• _Challenge_
Answer with one number: how many lines hold the string "JSON".

• _Input data_
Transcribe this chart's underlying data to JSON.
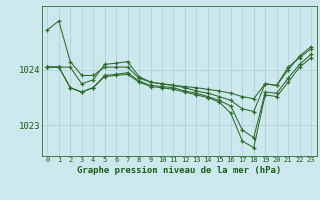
{
  "background_color": "#cce8ec",
  "grid_color": "#aad0d8",
  "line_color": "#2d6a2d",
  "marker_color": "#2d6a2d",
  "title": "Graphe pression niveau de la mer (hPa)",
  "xlim": [
    -0.5,
    23.5
  ],
  "ylim": [
    1022.45,
    1025.15
  ],
  "yticks": [
    1023,
    1024
  ],
  "xtick_labels": [
    "0",
    "1",
    "2",
    "3",
    "4",
    "5",
    "6",
    "7",
    "8",
    "9",
    "10",
    "11",
    "12",
    "13",
    "14",
    "15",
    "16",
    "17",
    "18",
    "19",
    "20",
    "21",
    "22",
    "23"
  ],
  "series": [
    [
      1024.72,
      1024.88,
      1024.15,
      1023.9,
      1023.9,
      1024.05,
      1024.05,
      1024.05,
      1023.85,
      1023.78,
      1023.75,
      1023.72,
      1023.7,
      1023.68,
      1023.65,
      1023.62,
      1023.58,
      1023.52,
      1023.48,
      1023.75,
      1023.72,
      1024.05,
      1024.22,
      1024.38
    ],
    [
      1024.05,
      1024.05,
      1024.05,
      1023.75,
      1023.82,
      1024.1,
      1024.12,
      1024.15,
      1023.88,
      1023.78,
      1023.75,
      1023.72,
      1023.68,
      1023.62,
      1023.58,
      1023.52,
      1023.45,
      1023.3,
      1023.25,
      1023.75,
      1023.72,
      1024.0,
      1024.25,
      1024.42
    ],
    [
      1024.05,
      1024.05,
      1023.68,
      1023.6,
      1023.68,
      1023.9,
      1023.92,
      1023.95,
      1023.8,
      1023.72,
      1023.7,
      1023.68,
      1023.62,
      1023.58,
      1023.52,
      1023.45,
      1023.35,
      1022.92,
      1022.78,
      1023.6,
      1023.58,
      1023.85,
      1024.1,
      1024.28
    ],
    [
      1024.05,
      1024.05,
      1023.68,
      1023.6,
      1023.68,
      1023.88,
      1023.9,
      1023.92,
      1023.78,
      1023.7,
      1023.68,
      1023.65,
      1023.6,
      1023.55,
      1023.5,
      1023.42,
      1023.22,
      1022.72,
      1022.6,
      1023.55,
      1023.52,
      1023.78,
      1024.05,
      1024.22
    ]
  ]
}
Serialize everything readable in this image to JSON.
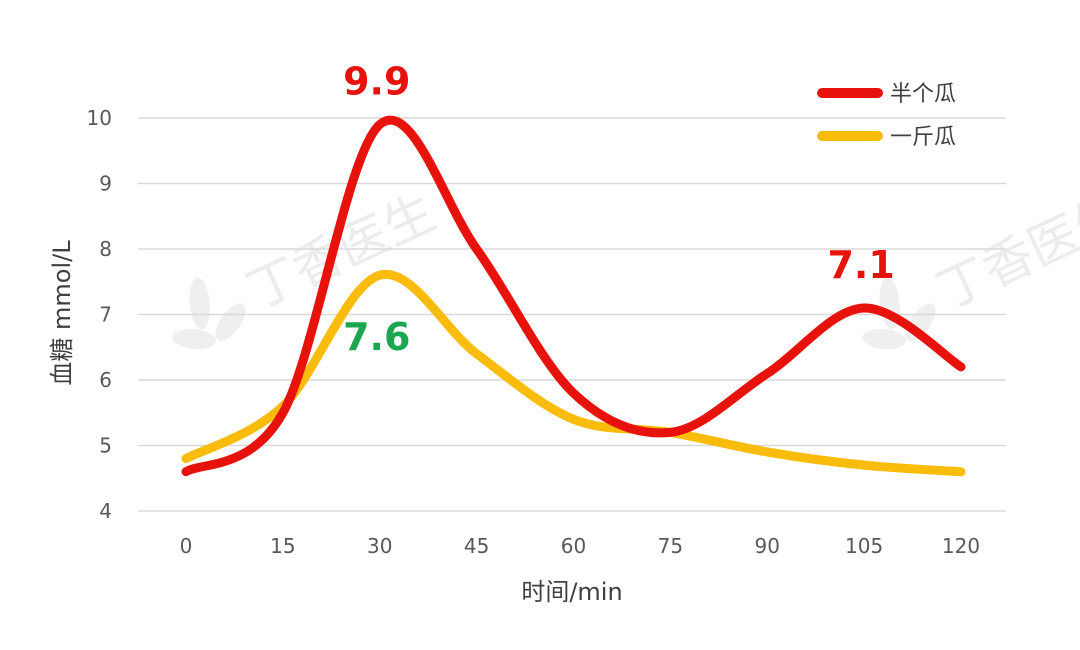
{
  "chart_data": {
    "type": "line",
    "xlabel": "时间/min",
    "ylabel": "血糖 mmol/L",
    "x": [
      0,
      15,
      30,
      45,
      60,
      75,
      90,
      105,
      120
    ],
    "xlim": [
      0,
      120
    ],
    "ylim": [
      4,
      10
    ],
    "yticks": [
      4,
      5,
      6,
      7,
      8,
      9,
      10
    ],
    "grid": true,
    "legend": "top-right",
    "series": [
      {
        "name": "半个瓜",
        "color": "#e8120c",
        "values": [
          4.6,
          5.5,
          9.9,
          8.0,
          5.8,
          5.2,
          6.1,
          7.1,
          6.2
        ]
      },
      {
        "name": "一斤瓜",
        "color": "#f9bc0a",
        "values": [
          4.8,
          5.6,
          7.6,
          6.4,
          5.4,
          5.2,
          4.9,
          4.7,
          4.6
        ]
      }
    ],
    "annotations": [
      {
        "text": "9.9",
        "x": 30,
        "y": 9.9,
        "color": "#e8120c"
      },
      {
        "text": "7.6",
        "x": 30,
        "y": 7.6,
        "color": "#1aa750"
      },
      {
        "text": "7.1",
        "x": 105,
        "y": 7.1,
        "color": "#e8120c"
      }
    ]
  },
  "watermark": "丁香医生"
}
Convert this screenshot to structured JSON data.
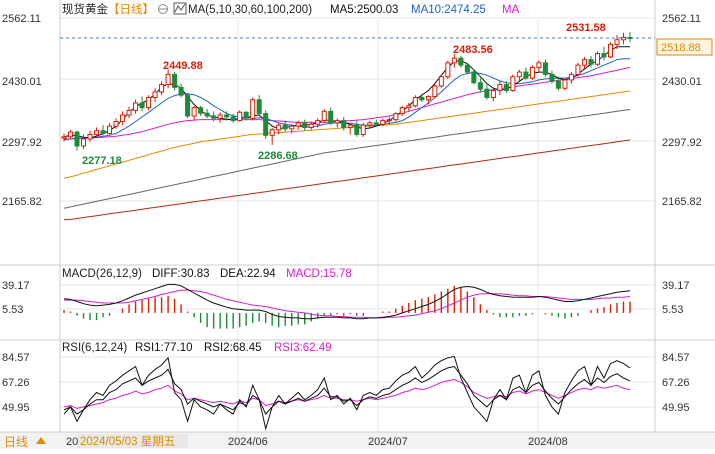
{
  "header": {
    "symbol": "现货黄金",
    "period": "【日线】",
    "toggle_icon": "circle-toggle-icon",
    "ma_icon": "ma-line-icon",
    "ma_params": "MA(5,10,30,60,100,200)",
    "ma5": "MA5:2500.03",
    "ma10": "MA10:2474.25",
    "ma_tail": "MA"
  },
  "macd_header": {
    "params": "MACD(26,12,9)",
    "diff": "DIFF:30.83",
    "dea": "DEA:22.94",
    "macd": "MACD:15.78"
  },
  "rsi_header": {
    "params": "RSI(6,12,24)",
    "rsi1": "RSI1:77.10",
    "rsi2": "RSI2:68.45",
    "rsi3": "RSI3:62.49"
  },
  "footer": {
    "period_button": "日线",
    "cursor_date": "2024/05/03 星期五",
    "year_stub": "20",
    "months": [
      "2024/06",
      "2024/07",
      "2024/08"
    ]
  },
  "price_axis": {
    "ticks": [
      "2562.11",
      "2430.01",
      "2297.92",
      "2165.82"
    ],
    "current": "2518.88",
    "range": [
      2120,
      2580
    ]
  },
  "annotations": {
    "high1": "2449.88",
    "low1": "2277.18",
    "low2": "2286.68",
    "high2": "2483.56",
    "high3": "2531.58"
  },
  "macd_axis": {
    "ticks": [
      "39.17",
      "5.53"
    ]
  },
  "rsi_axis": {
    "ticks": [
      "84.57",
      "67.26",
      "49.95"
    ]
  },
  "colors": {
    "up": "#d81e06",
    "down": "#1f8a3a",
    "ma5": "#111111",
    "ma10": "#1e63c8",
    "ma30": "#d81ec8",
    "ma60": "#e08a00",
    "ma100": "#666666",
    "ma200": "#b02818",
    "dea": "#d81ec8",
    "rsi3": "#d81ec8"
  },
  "chart_data": {
    "type": "candlestick",
    "x_labels": [
      "2024/06",
      "2024/07",
      "2024/08"
    ],
    "candles_ohlc": [
      [
        2302,
        2312,
        2295,
        2305
      ],
      [
        2305,
        2320,
        2300,
        2315
      ],
      [
        2315,
        2318,
        2275,
        2285
      ],
      [
        2285,
        2310,
        2278,
        2300
      ],
      [
        2300,
        2318,
        2294,
        2310
      ],
      [
        2310,
        2325,
        2305,
        2318
      ],
      [
        2318,
        2330,
        2308,
        2312
      ],
      [
        2312,
        2335,
        2310,
        2328
      ],
      [
        2328,
        2345,
        2322,
        2338
      ],
      [
        2338,
        2360,
        2330,
        2352
      ],
      [
        2352,
        2370,
        2345,
        2362
      ],
      [
        2362,
        2385,
        2355,
        2378
      ],
      [
        2378,
        2392,
        2360,
        2368
      ],
      [
        2368,
        2395,
        2362,
        2390
      ],
      [
        2390,
        2410,
        2380,
        2402
      ],
      [
        2402,
        2425,
        2395,
        2418
      ],
      [
        2418,
        2450,
        2410,
        2440
      ],
      [
        2440,
        2445,
        2405,
        2412
      ],
      [
        2412,
        2420,
        2390,
        2395
      ],
      [
        2395,
        2400,
        2345,
        2350
      ],
      [
        2350,
        2372,
        2342,
        2368
      ],
      [
        2368,
        2372,
        2350,
        2356
      ],
      [
        2356,
        2365,
        2345,
        2350
      ],
      [
        2350,
        2360,
        2338,
        2345
      ],
      [
        2345,
        2358,
        2335,
        2352
      ],
      [
        2352,
        2360,
        2340,
        2348
      ],
      [
        2348,
        2355,
        2335,
        2340
      ],
      [
        2340,
        2362,
        2338,
        2358
      ],
      [
        2358,
        2360,
        2340,
        2345
      ],
      [
        2345,
        2390,
        2340,
        2385
      ],
      [
        2385,
        2395,
        2350,
        2355
      ],
      [
        2355,
        2362,
        2300,
        2308
      ],
      [
        2308,
        2325,
        2287,
        2320
      ],
      [
        2320,
        2335,
        2310,
        2330
      ],
      [
        2330,
        2340,
        2315,
        2322
      ],
      [
        2322,
        2332,
        2312,
        2328
      ],
      [
        2328,
        2340,
        2320,
        2335
      ],
      [
        2335,
        2342,
        2318,
        2325
      ],
      [
        2325,
        2338,
        2320,
        2332
      ],
      [
        2332,
        2345,
        2325,
        2340
      ],
      [
        2340,
        2365,
        2335,
        2360
      ],
      [
        2360,
        2368,
        2330,
        2335
      ],
      [
        2335,
        2345,
        2325,
        2340
      ],
      [
        2340,
        2348,
        2318,
        2325
      ],
      [
        2325,
        2335,
        2310,
        2330
      ],
      [
        2330,
        2340,
        2305,
        2310
      ],
      [
        2310,
        2335,
        2305,
        2330
      ],
      [
        2330,
        2340,
        2322,
        2335
      ],
      [
        2335,
        2342,
        2328,
        2332
      ],
      [
        2332,
        2345,
        2328,
        2340
      ],
      [
        2340,
        2348,
        2332,
        2342
      ],
      [
        2342,
        2358,
        2338,
        2355
      ],
      [
        2355,
        2372,
        2350,
        2368
      ],
      [
        2368,
        2378,
        2360,
        2372
      ],
      [
        2372,
        2395,
        2368,
        2390
      ],
      [
        2390,
        2398,
        2380,
        2385
      ],
      [
        2385,
        2395,
        2375,
        2392
      ],
      [
        2392,
        2420,
        2388,
        2415
      ],
      [
        2415,
        2440,
        2410,
        2435
      ],
      [
        2435,
        2470,
        2430,
        2465
      ],
      [
        2465,
        2484,
        2455,
        2475
      ],
      [
        2475,
        2480,
        2455,
        2460
      ],
      [
        2460,
        2465,
        2440,
        2445
      ],
      [
        2445,
        2452,
        2418,
        2422
      ],
      [
        2422,
        2432,
        2400,
        2408
      ],
      [
        2408,
        2418,
        2385,
        2390
      ],
      [
        2390,
        2410,
        2382,
        2405
      ],
      [
        2405,
        2425,
        2395,
        2418
      ],
      [
        2418,
        2425,
        2400,
        2405
      ],
      [
        2405,
        2440,
        2402,
        2435
      ],
      [
        2435,
        2450,
        2425,
        2445
      ],
      [
        2445,
        2455,
        2428,
        2432
      ],
      [
        2432,
        2460,
        2428,
        2455
      ],
      [
        2455,
        2470,
        2445,
        2465
      ],
      [
        2465,
        2472,
        2435,
        2440
      ],
      [
        2440,
        2448,
        2420,
        2425
      ],
      [
        2425,
        2435,
        2405,
        2410
      ],
      [
        2410,
        2432,
        2405,
        2428
      ],
      [
        2428,
        2445,
        2420,
        2440
      ],
      [
        2440,
        2465,
        2435,
        2460
      ],
      [
        2460,
        2478,
        2450,
        2472
      ],
      [
        2472,
        2480,
        2455,
        2462
      ],
      [
        2462,
        2490,
        2458,
        2485
      ],
      [
        2485,
        2500,
        2470,
        2478
      ],
      [
        2478,
        2510,
        2475,
        2505
      ],
      [
        2505,
        2525,
        2495,
        2515
      ],
      [
        2515,
        2530,
        2505,
        2520
      ],
      [
        2520,
        2532,
        2510,
        2519
      ]
    ],
    "ma5": [
      2305,
      2308,
      2307,
      2304,
      2303,
      2306,
      2312,
      2318,
      2328,
      2342,
      2358,
      2370,
      2378,
      2385,
      2398,
      2412,
      2420,
      2418,
      2410,
      2392,
      2375,
      2362,
      2352,
      2348,
      2345,
      2343,
      2342,
      2345,
      2346,
      2350,
      2352,
      2340,
      2328,
      2322,
      2325,
      2328,
      2330,
      2330,
      2332,
      2335,
      2342,
      2340,
      2338,
      2336,
      2332,
      2326,
      2322,
      2324,
      2328,
      2334,
      2340,
      2350,
      2360,
      2372,
      2385,
      2395,
      2405,
      2420,
      2438,
      2455,
      2468,
      2470,
      2463,
      2450,
      2435,
      2420,
      2410,
      2406,
      2408,
      2415,
      2425,
      2435,
      2442,
      2445,
      2445,
      2440,
      2432,
      2428,
      2432,
      2440,
      2452,
      2462,
      2470,
      2480,
      2492,
      2500,
      2500,
      2500
    ],
    "ma10": [
      2298,
      2300,
      2302,
      2302,
      2303,
      2304,
      2306,
      2308,
      2312,
      2320,
      2328,
      2338,
      2348,
      2358,
      2368,
      2378,
      2388,
      2394,
      2398,
      2398,
      2396,
      2390,
      2382,
      2372,
      2364,
      2355,
      2350,
      2348,
      2346,
      2345,
      2346,
      2345,
      2340,
      2335,
      2332,
      2330,
      2328,
      2326,
      2326,
      2328,
      2332,
      2334,
      2335,
      2335,
      2334,
      2332,
      2330,
      2330,
      2330,
      2332,
      2334,
      2336,
      2340,
      2348,
      2358,
      2368,
      2378,
      2390,
      2402,
      2415,
      2428,
      2438,
      2442,
      2444,
      2442,
      2438,
      2432,
      2426,
      2422,
      2420,
      2420,
      2422,
      2424,
      2428,
      2430,
      2432,
      2432,
      2432,
      2434,
      2438,
      2442,
      2448,
      2454,
      2460,
      2466,
      2472,
      2474,
      2474
    ],
    "ma30": [
      2300,
      2300,
      2301,
      2302,
      2302,
      2303,
      2304,
      2305,
      2306,
      2308,
      2310,
      2313,
      2316,
      2320,
      2324,
      2328,
      2332,
      2335,
      2338,
      2340,
      2341,
      2342,
      2342,
      2342,
      2342,
      2342,
      2342,
      2342,
      2342,
      2342,
      2342,
      2341,
      2340,
      2339,
      2338,
      2337,
      2336,
      2336,
      2336,
      2336,
      2336,
      2337,
      2338,
      2339,
      2340,
      2341,
      2342,
      2344,
      2346,
      2348,
      2350,
      2353,
      2356,
      2360,
      2364,
      2368,
      2372,
      2376,
      2380,
      2384,
      2388,
      2392,
      2396,
      2399,
      2402,
      2405,
      2407,
      2409,
      2411,
      2413,
      2415,
      2417,
      2419,
      2421,
      2423,
      2425,
      2427,
      2429,
      2431,
      2433,
      2435,
      2437,
      2440,
      2443,
      2446,
      2449,
      2452,
      2455
    ],
    "ma60": [
      2215,
      2218,
      2222,
      2226,
      2230,
      2234,
      2238,
      2242,
      2246,
      2250,
      2254,
      2258,
      2262,
      2266,
      2270,
      2274,
      2278,
      2282,
      2285,
      2288,
      2291,
      2294,
      2296,
      2298,
      2300,
      2302,
      2304,
      2306,
      2308,
      2310,
      2311,
      2312,
      2313,
      2314,
      2315,
      2316,
      2317,
      2318,
      2319,
      2320,
      2321,
      2322,
      2323,
      2324,
      2325,
      2326,
      2327,
      2328,
      2329,
      2330,
      2331,
      2332,
      2334,
      2336,
      2338,
      2340,
      2342,
      2344,
      2346,
      2348,
      2350,
      2352,
      2354,
      2356,
      2358,
      2360,
      2362,
      2364,
      2366,
      2368,
      2370,
      2372,
      2374,
      2376,
      2378,
      2380,
      2382,
      2384,
      2386,
      2388,
      2390,
      2392,
      2394,
      2396,
      2398,
      2400,
      2402,
      2404
    ],
    "ma100": [
      2150,
      2153,
      2156,
      2159,
      2162,
      2165,
      2168,
      2171,
      2174,
      2177,
      2180,
      2183,
      2186,
      2189,
      2192,
      2195,
      2198,
      2201,
      2204,
      2207,
      2210,
      2213,
      2216,
      2219,
      2222,
      2225,
      2228,
      2231,
      2234,
      2237,
      2240,
      2243,
      2246,
      2249,
      2252,
      2255,
      2258,
      2261,
      2264,
      2267,
      2270,
      2272,
      2274,
      2276,
      2278,
      2280,
      2282,
      2284,
      2286,
      2288,
      2290,
      2292,
      2294,
      2296,
      2298,
      2300,
      2302,
      2304,
      2306,
      2308,
      2310,
      2312,
      2314,
      2316,
      2318,
      2320,
      2322,
      2324,
      2326,
      2328,
      2330,
      2332,
      2334,
      2336,
      2338,
      2340,
      2342,
      2344,
      2346,
      2348,
      2350,
      2352,
      2354,
      2356,
      2358,
      2360,
      2362,
      2364
    ],
    "ma200": [
      2125,
      2126,
      2128,
      2130,
      2132,
      2134,
      2136,
      2138,
      2140,
      2142,
      2144,
      2146,
      2148,
      2150,
      2152,
      2154,
      2156,
      2158,
      2160,
      2162,
      2164,
      2166,
      2168,
      2170,
      2172,
      2174,
      2176,
      2178,
      2180,
      2182,
      2184,
      2186,
      2188,
      2190,
      2192,
      2194,
      2196,
      2198,
      2200,
      2202,
      2204,
      2206,
      2208,
      2210,
      2212,
      2214,
      2216,
      2218,
      2220,
      2222,
      2224,
      2226,
      2228,
      2230,
      2232,
      2234,
      2236,
      2238,
      2240,
      2242,
      2244,
      2246,
      2248,
      2250,
      2252,
      2254,
      2256,
      2258,
      2260,
      2262,
      2264,
      2266,
      2268,
      2270,
      2272,
      2274,
      2276,
      2278,
      2280,
      2282,
      2284,
      2286,
      2288,
      2290,
      2292,
      2294,
      2296,
      2298
    ],
    "diff": [
      20,
      19,
      16,
      13,
      11,
      10,
      11,
      12,
      14,
      17,
      21,
      25,
      28,
      31,
      34,
      37,
      40,
      40,
      38,
      33,
      28,
      23,
      18,
      14,
      11,
      8,
      6,
      5,
      4,
      4,
      4,
      2,
      -2,
      -5,
      -6,
      -7,
      -7,
      -8,
      -8,
      -7,
      -6,
      -6,
      -6,
      -7,
      -7,
      -8,
      -8,
      -7,
      -7,
      -6,
      -5,
      -3,
      0,
      3,
      6,
      9,
      12,
      16,
      21,
      27,
      33,
      36,
      37,
      36,
      33,
      29,
      26,
      24,
      23,
      22,
      22,
      22,
      22,
      23,
      22,
      20,
      18,
      16,
      16,
      17,
      19,
      21,
      23,
      25,
      27,
      29,
      30,
      31
    ],
    "dea": [
      18,
      18,
      18,
      17,
      16,
      15,
      14,
      14,
      14,
      14,
      15,
      17,
      19,
      21,
      23,
      26,
      28,
      30,
      32,
      32,
      31,
      30,
      28,
      25,
      22,
      19,
      17,
      15,
      13,
      11,
      10,
      9,
      7,
      5,
      3,
      2,
      1,
      0,
      -2,
      -3,
      -4,
      -4,
      -5,
      -5,
      -6,
      -6,
      -6,
      -7,
      -7,
      -7,
      -6,
      -6,
      -5,
      -4,
      -3,
      -1,
      1,
      3,
      6,
      10,
      14,
      18,
      22,
      25,
      27,
      27,
      27,
      27,
      26,
      25,
      24,
      24,
      23,
      23,
      23,
      22,
      21,
      20,
      19,
      19,
      19,
      19,
      20,
      21,
      21,
      22,
      22,
      23
    ],
    "rsi1": [
      45,
      50,
      40,
      48,
      55,
      60,
      58,
      65,
      68,
      72,
      75,
      78,
      65,
      72,
      76,
      79,
      84,
      60,
      55,
      40,
      55,
      50,
      48,
      45,
      52,
      48,
      45,
      55,
      50,
      65,
      55,
      35,
      50,
      58,
      52,
      56,
      60,
      55,
      58,
      62,
      70,
      55,
      58,
      52,
      56,
      48,
      58,
      60,
      58,
      62,
      63,
      68,
      72,
      74,
      78,
      70,
      74,
      79,
      82,
      84,
      85,
      70,
      60,
      50,
      45,
      40,
      55,
      62,
      55,
      70,
      72,
      60,
      72,
      75,
      58,
      50,
      45,
      60,
      68,
      75,
      78,
      65,
      78,
      70,
      80,
      82,
      80,
      77
    ],
    "rsi2": [
      48,
      50,
      45,
      48,
      52,
      55,
      55,
      60,
      62,
      66,
      68,
      70,
      65,
      68,
      70,
      72,
      76,
      66,
      62,
      52,
      56,
      54,
      52,
      50,
      52,
      50,
      48,
      53,
      51,
      58,
      55,
      45,
      50,
      54,
      52,
      54,
      56,
      54,
      56,
      58,
      63,
      57,
      57,
      54,
      55,
      51,
      55,
      57,
      56,
      58,
      59,
      62,
      65,
      67,
      70,
      67,
      69,
      72,
      75,
      77,
      78,
      72,
      66,
      58,
      54,
      50,
      55,
      58,
      55,
      62,
      64,
      60,
      65,
      67,
      61,
      56,
      52,
      57,
      62,
      66,
      69,
      65,
      70,
      67,
      71,
      73,
      70,
      68
    ],
    "rsi3": [
      50,
      51,
      49,
      50,
      51,
      52,
      53,
      55,
      56,
      58,
      59,
      61,
      59,
      60,
      62,
      63,
      65,
      61,
      59,
      55,
      56,
      55,
      54,
      53,
      54,
      53,
      52,
      54,
      53,
      56,
      55,
      51,
      52,
      54,
      53,
      54,
      55,
      54,
      55,
      56,
      58,
      56,
      56,
      55,
      55,
      54,
      55,
      56,
      55,
      56,
      57,
      58,
      60,
      61,
      63,
      62,
      63,
      65,
      67,
      68,
      69,
      67,
      64,
      60,
      58,
      56,
      57,
      58,
      57,
      60,
      61,
      59,
      61,
      62,
      60,
      58,
      56,
      58,
      60,
      62,
      63,
      62,
      64,
      63,
      64,
      65,
      63,
      62
    ]
  }
}
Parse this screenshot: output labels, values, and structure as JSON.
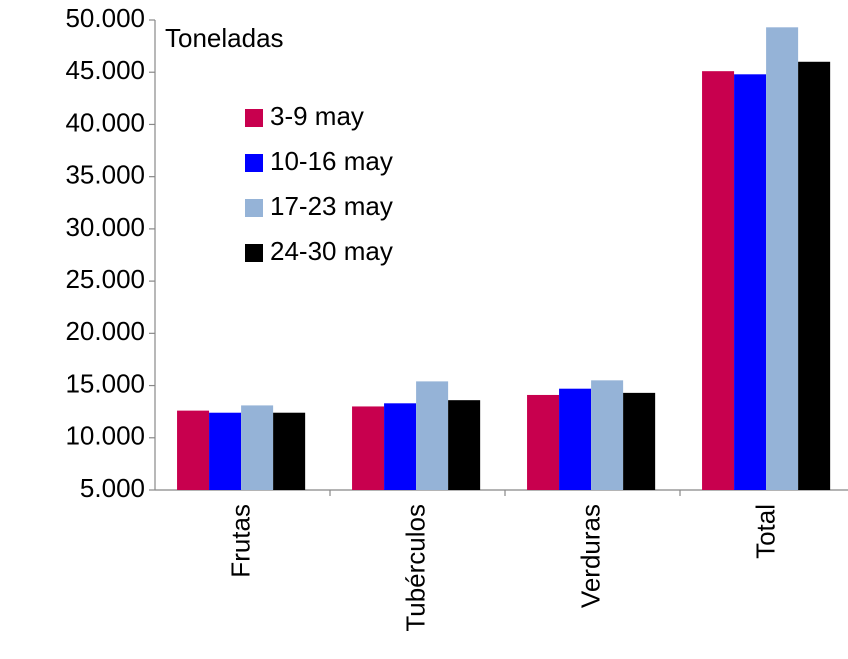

• _Exercise answer_
4